_PROBLEM STATEMENT_
Scan the lines below for the string "adductum" and copy every one that has it.

_RECORDS SHOWN_
━━━━━━━━━━
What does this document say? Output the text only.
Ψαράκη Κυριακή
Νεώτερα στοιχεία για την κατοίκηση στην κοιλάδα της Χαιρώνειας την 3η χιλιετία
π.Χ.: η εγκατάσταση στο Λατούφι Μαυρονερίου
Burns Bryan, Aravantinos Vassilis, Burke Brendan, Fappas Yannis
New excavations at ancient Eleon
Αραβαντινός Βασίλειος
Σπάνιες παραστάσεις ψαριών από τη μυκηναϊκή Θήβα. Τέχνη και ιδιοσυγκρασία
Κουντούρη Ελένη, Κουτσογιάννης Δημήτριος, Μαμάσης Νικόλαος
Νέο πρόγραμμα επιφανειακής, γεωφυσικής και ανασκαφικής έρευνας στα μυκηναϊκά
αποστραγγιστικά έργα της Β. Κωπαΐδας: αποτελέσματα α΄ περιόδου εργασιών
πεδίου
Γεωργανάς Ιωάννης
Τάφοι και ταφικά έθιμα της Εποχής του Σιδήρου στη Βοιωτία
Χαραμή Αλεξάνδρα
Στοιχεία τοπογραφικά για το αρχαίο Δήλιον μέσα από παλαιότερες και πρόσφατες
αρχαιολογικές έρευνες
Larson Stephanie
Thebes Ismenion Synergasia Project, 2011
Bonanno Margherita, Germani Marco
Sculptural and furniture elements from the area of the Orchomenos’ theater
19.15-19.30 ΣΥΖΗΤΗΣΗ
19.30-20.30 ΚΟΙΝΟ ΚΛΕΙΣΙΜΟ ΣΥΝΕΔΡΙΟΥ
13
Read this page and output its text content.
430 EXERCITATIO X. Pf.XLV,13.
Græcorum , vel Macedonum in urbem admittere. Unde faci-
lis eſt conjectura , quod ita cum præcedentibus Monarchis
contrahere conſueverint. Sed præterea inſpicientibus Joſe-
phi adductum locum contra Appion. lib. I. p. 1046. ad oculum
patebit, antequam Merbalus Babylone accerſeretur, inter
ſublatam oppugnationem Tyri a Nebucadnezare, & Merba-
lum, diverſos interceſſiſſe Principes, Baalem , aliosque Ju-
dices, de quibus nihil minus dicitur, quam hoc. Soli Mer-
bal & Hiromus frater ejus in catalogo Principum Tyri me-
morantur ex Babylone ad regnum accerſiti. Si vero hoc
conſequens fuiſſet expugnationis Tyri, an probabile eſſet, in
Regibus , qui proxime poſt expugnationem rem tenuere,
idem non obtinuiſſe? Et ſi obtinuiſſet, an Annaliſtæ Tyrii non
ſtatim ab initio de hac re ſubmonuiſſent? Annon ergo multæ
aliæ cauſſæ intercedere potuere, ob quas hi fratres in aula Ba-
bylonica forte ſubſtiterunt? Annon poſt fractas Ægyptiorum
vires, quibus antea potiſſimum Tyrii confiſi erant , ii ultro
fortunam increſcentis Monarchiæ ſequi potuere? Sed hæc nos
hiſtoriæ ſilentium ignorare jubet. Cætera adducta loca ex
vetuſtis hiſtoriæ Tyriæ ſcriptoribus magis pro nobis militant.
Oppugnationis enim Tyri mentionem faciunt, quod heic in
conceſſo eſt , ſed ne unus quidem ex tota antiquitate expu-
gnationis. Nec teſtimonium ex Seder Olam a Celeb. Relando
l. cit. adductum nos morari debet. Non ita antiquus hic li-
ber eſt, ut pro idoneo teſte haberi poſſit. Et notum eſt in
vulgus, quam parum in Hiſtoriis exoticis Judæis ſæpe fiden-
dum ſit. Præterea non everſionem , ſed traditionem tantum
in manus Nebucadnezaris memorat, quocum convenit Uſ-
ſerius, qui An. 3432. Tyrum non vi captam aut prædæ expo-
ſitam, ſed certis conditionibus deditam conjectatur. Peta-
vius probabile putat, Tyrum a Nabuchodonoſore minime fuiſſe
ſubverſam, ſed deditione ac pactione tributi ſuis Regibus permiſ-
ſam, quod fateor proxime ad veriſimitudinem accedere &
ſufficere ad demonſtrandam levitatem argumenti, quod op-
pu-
━━━━━━━━━━
_RESPONSE TO THIS EXERCISE_
phi adductum locum contra Appion. lib. I. p. 1046. ad oculum
l. cit. adductum nos morari debet. Non ita antiquus hic li-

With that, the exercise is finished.